*** TEXT SHOWN ***

Lecture 08: Matrices (solution)#

Exercise: Open in Colab Solution: Open in Colab

Objectives#

  • Introduction to 2D arrays (matrices)

  • Manipulating arrays (indexing, slicing, etc)

  • Apply elementary numerical operations

import numpy as np

Two-dimensional arrays#

Two-dimensional arrays are very useful for arranging data in many engineering applications and for performing mathematical operations. Commonly, 2D arrays are used to represents matrices. To create the matrix

\[\begin{split} A = \begin{bmatrix} 2.2 & 3.7 & 9.1\\ -4 & 3.1 & 1.3 \end{bmatrix} \end{split}\]

we use:

A = np.array([[2.2, 3.7, 9.1], [-4.0, 3.1, 1.3]])
print(A)
[[ 2.2  3.7  9.1]
 [-4.   3.1  1.3]]

If we check the length of A:

print(len(A))
2

it reports the number of rows. To get the shape of the array, we use:

print(A.shape)
(2, 3)

*** End of TEXT SHOWN ***
*** DATASET CONTENT ***

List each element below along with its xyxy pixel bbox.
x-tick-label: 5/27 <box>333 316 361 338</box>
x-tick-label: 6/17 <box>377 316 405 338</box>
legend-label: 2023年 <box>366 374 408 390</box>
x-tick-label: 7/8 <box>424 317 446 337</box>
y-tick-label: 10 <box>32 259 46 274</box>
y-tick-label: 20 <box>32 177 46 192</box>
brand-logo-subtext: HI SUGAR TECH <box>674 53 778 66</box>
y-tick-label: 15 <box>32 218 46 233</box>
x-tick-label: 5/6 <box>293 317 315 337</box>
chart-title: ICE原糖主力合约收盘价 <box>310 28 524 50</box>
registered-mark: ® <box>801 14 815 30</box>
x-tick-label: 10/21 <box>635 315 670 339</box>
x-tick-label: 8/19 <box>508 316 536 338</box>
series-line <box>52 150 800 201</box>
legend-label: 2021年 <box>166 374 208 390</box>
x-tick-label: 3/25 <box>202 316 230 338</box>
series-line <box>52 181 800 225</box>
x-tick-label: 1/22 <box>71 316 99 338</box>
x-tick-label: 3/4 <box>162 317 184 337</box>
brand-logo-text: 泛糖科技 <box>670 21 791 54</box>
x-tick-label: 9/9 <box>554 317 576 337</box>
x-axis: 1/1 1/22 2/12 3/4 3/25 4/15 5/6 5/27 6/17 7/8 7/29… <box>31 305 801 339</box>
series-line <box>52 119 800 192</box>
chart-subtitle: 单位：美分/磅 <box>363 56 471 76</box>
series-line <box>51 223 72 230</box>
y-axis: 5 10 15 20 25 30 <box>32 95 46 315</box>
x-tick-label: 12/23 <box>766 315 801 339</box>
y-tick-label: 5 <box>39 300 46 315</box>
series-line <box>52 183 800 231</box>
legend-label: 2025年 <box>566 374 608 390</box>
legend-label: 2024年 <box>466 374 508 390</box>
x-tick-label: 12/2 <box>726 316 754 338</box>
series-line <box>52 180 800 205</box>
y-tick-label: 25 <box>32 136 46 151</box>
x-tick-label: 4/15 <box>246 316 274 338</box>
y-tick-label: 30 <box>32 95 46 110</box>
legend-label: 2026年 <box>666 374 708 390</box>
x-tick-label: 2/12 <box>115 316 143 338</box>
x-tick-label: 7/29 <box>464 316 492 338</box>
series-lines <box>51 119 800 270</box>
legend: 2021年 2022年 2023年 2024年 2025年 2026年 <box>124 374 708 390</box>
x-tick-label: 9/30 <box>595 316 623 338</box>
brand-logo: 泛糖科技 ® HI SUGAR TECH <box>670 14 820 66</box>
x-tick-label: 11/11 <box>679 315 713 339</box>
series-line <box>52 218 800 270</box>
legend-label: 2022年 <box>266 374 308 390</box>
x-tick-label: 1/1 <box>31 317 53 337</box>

*** End of DATASET CONTENT ***

*EXERCISE SET:*
• a. Rewrite the matrices lecture between "Lecture 08: Matrices" and "(indexing, slicing, etc)", inclusive, changing "Manipulating" to "Handling".
• b. Continue the matrices lecture from the point where it stops.
These records were taken from a separate source.

*REPLIES:*
• a.
Lecture 08: Matrices (solution)#

Exercise: Open in Colab Solution: Open in Colab

Objectives#

  • Introduction to 2D arrays (matrices)

  • Handling arrays (indexing, slicing, etc)

• b.
which reports 2 rows and 3 columns (stored using a tuple). To get the number of rows and the number of columns,

num_rows = A.shape[0]
num_cols = A.shape[1]
print("Number of rows is {}, number of columns is {}.".format(num_rows, num_cols))
Number of rows is 2, number of columns is 3.

We can ‘index’ into a 2D array using two indices, the first for the row index and the second for the column index:

A02 = A[0, 2]
print(A02)
9.1

With A[1], we will get the second row:

print(A[1])
[-4.   3.1  1.3]

We can iterate over the entries of A by iterating over the rows, and then the entry in each row:

for row in A:
    print("-----")
    for c in row:
        print(c)
-----
2.2
3.7
9.1
-----
-4.0
3.1
1.3
nrows = A.shape[0]
ncols = A.shape[1]
#print(nrows, ncols)

for i in np.arange(nrows):
    print("----")
    print("Row: {}".format(i))
    print("----")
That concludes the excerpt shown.